> **摘录**
● ● ●
POJ3311 Hie with the Pie

http://poj.org/problem?id=3311

The Pizazz Pizzeria prides itself in delivering pizzas to its customers as fast as possible. Unfortunately, due to cutbacks, they can afford to hire only one driver to do the deliveries. He will wait for 1 or more (up to 10) orders to be processed before he starts any deliveries. Needless to say, he would like to take the shortest route in delivering these goodies and returning to the pizzeria, even if it means passing the same location(s) or the pizzeria more than once on the way. He has commissioned you to write a program to help him.

Input

Input will consist of multiple test cases. The first line will contain a single integer n indicating the number of orders to deliver, where 1 ≤ n ≤ 10. After this will be n + 1 lines each containing n + 1 integers indicating the times to travel between the pizzeria (numbered 0) and the n locations (numbers 1 to n). The jth value on the ith line indicates the time to go directly from location i to location j without visiting any other locations along the way. Note that there may be quicker ways to go from i to j via other locations, due to different speed limits, traffic lights, etc. Also, the time values may not be symmetric, i.e., the time to go directly from location i to j may not be the same as the time to go directly from location j to i. An input value of n = 0 will terminate input.

Output

For each test case, you should output a single number indicating the minimum time to deliver all of the pizzas and return to the pizzeria.

题意：编号为0~n的点，要求从0出发，走完所有1~n点，最后回到0的最小总路程。可以多次经过某些点。

思路：先floyd预处理任意两点最短路长度，然后就是裸的tsp问题的。设f(i,s):当前在i点，当前对0~n个点的是否访问的压位集合，对应的最短路程。

Q：为什么只求两点最短路长度，不用存储这个最短路经过了哪些点？
● ● ●
> **所给数据**

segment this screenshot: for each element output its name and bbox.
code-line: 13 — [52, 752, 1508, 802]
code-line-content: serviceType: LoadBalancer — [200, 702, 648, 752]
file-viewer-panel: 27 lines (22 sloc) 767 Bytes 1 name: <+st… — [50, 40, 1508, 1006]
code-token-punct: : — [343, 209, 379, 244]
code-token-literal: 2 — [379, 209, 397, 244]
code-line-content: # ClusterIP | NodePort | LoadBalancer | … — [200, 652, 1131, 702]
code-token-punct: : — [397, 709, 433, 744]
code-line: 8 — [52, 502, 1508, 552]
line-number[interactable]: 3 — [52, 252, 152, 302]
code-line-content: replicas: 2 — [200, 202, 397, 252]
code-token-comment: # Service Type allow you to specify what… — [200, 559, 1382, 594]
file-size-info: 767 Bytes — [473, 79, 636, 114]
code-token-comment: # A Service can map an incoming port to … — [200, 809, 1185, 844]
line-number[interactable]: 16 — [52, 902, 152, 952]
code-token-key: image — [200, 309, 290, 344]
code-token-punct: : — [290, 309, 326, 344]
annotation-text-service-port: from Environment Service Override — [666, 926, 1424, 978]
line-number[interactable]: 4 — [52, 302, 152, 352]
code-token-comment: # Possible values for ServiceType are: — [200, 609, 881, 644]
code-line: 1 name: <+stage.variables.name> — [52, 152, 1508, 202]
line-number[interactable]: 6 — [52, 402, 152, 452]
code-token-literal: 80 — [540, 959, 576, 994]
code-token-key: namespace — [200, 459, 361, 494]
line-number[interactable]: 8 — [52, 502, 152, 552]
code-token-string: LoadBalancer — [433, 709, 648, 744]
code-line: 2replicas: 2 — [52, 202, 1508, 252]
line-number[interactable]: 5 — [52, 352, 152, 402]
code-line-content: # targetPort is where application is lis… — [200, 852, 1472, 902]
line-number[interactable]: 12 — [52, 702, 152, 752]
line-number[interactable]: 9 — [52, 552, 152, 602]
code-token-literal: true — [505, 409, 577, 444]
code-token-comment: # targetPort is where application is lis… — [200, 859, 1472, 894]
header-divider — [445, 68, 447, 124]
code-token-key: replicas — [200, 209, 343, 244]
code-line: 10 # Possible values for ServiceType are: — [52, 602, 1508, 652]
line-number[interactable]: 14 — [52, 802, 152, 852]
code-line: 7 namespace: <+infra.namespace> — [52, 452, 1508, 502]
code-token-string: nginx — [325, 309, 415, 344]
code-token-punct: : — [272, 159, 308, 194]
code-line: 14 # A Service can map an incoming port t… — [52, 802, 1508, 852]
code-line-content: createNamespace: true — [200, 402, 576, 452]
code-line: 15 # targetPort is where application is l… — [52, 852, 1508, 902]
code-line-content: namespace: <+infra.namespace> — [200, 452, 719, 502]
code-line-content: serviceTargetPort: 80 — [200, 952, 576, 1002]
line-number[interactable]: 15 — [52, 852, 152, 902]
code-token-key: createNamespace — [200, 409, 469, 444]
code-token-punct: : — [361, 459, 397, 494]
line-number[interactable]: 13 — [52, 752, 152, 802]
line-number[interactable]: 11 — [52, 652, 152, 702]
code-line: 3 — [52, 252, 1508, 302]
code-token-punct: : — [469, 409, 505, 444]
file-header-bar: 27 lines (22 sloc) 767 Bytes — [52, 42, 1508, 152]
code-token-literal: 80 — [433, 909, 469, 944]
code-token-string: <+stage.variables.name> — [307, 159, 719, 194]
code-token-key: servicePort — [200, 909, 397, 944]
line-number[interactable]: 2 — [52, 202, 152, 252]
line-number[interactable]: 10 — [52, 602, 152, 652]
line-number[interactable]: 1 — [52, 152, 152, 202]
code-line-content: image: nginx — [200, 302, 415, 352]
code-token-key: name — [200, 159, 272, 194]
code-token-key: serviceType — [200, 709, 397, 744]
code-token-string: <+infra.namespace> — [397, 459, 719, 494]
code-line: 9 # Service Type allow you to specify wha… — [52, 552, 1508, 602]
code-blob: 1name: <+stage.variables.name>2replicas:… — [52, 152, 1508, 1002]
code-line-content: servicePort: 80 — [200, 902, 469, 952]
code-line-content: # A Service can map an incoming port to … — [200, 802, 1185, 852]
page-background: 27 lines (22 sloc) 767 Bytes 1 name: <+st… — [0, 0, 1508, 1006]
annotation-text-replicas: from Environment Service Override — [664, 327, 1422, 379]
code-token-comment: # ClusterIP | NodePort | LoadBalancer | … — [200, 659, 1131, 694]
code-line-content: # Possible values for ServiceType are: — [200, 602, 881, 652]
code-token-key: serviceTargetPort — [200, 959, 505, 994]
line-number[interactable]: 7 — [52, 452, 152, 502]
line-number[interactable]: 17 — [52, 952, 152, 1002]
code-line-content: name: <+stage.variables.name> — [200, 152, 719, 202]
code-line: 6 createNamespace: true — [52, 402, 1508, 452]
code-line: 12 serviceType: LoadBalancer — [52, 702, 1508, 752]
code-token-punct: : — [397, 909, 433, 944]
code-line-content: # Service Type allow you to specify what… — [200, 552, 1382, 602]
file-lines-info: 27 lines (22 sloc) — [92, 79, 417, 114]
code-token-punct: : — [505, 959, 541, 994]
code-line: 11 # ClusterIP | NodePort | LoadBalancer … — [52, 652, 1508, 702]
● ● ●
> **任务**
从摘录中含有“The Pizazz Pizzeria”的词句开始，一直照抄到“to help him.”为止。 上面这些行是另一份单独的材料，与摘录分开。

> **练习解答**
The Pizazz Pizzeria prides itself in delivering pizzas to its customers as fast as possible. Unfortunately, due to cutbacks, they can afford to hire only one driver to do the deliveries. He will wait for 1 or more (up to 10) orders to be processed before he starts any deliveries. Needless to say, he would like to take the shortest route in delivering these goodies and returning to the pizzeria, even if it means passing the same location(s) or the pizzeria more than once on the way. He has commissioned you to write a program to help him.